(Saved entries)
******************************

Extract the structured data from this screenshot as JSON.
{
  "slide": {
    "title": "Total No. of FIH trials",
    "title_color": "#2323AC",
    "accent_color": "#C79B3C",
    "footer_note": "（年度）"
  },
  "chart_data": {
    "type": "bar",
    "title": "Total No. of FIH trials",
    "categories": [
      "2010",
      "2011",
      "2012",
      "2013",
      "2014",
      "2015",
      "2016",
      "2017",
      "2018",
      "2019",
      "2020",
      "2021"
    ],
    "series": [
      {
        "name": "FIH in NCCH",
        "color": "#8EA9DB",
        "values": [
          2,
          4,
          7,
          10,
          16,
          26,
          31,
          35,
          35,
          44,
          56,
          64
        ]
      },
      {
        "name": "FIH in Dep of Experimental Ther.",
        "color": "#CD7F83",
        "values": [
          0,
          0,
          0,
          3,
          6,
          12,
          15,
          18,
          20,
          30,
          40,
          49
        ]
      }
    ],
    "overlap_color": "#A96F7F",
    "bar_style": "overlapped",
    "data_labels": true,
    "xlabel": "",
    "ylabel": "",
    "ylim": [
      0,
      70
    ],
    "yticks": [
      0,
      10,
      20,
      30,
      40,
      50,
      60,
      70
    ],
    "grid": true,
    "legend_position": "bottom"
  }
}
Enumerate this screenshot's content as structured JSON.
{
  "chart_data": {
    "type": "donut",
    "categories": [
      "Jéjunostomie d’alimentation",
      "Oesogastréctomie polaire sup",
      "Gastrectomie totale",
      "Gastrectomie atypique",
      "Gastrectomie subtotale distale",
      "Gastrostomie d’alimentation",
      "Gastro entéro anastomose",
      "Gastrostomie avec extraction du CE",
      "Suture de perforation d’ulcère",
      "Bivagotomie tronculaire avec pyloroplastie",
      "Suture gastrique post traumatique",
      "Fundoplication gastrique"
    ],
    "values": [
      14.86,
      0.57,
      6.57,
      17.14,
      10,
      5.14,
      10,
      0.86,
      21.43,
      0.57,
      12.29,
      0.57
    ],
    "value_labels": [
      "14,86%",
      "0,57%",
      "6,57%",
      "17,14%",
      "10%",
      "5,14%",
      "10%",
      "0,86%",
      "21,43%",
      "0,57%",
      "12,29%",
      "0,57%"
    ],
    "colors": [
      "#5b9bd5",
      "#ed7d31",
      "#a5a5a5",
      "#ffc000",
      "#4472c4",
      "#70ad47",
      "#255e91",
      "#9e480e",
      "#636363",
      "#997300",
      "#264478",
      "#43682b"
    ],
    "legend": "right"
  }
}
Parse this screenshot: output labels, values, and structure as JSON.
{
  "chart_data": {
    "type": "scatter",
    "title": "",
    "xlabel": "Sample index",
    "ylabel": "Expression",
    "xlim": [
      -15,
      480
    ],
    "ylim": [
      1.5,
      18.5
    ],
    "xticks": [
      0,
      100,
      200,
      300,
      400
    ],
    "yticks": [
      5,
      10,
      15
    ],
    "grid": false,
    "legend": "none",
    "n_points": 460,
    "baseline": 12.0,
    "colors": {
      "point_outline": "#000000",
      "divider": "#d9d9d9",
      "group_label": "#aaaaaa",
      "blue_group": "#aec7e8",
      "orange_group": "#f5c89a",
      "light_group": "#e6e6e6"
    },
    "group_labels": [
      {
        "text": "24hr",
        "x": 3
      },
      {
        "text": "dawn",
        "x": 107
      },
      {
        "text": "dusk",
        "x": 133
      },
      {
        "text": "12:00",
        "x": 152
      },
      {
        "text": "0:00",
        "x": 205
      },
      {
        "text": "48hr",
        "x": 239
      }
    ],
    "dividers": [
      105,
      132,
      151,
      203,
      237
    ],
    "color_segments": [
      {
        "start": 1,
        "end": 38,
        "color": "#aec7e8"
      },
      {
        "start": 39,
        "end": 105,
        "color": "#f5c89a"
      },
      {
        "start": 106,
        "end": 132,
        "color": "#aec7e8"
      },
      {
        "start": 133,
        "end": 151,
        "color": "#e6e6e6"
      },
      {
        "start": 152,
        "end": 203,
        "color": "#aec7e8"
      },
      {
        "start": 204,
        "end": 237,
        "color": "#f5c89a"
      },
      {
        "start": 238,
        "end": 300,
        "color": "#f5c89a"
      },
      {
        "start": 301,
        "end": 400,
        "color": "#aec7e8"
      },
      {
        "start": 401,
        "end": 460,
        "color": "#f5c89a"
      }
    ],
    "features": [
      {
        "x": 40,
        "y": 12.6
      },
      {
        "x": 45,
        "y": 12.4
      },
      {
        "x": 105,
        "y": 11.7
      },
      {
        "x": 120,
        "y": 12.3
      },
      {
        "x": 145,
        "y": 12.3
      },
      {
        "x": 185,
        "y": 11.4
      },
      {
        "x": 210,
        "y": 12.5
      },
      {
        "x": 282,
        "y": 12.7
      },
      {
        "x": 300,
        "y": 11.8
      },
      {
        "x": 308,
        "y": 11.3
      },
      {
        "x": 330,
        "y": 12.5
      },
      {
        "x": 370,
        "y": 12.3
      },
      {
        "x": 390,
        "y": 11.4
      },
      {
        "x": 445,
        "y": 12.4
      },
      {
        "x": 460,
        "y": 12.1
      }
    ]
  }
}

******************************

* Task statement *
Identify the lines above with the word "this". Copy them.

* Answer to the exercise *
Extract the structured data from this screenshot as JSON.
Enumerate this screenshot's content as structured JSON.
Parse this screenshot: output labels, values, and structure as JSON.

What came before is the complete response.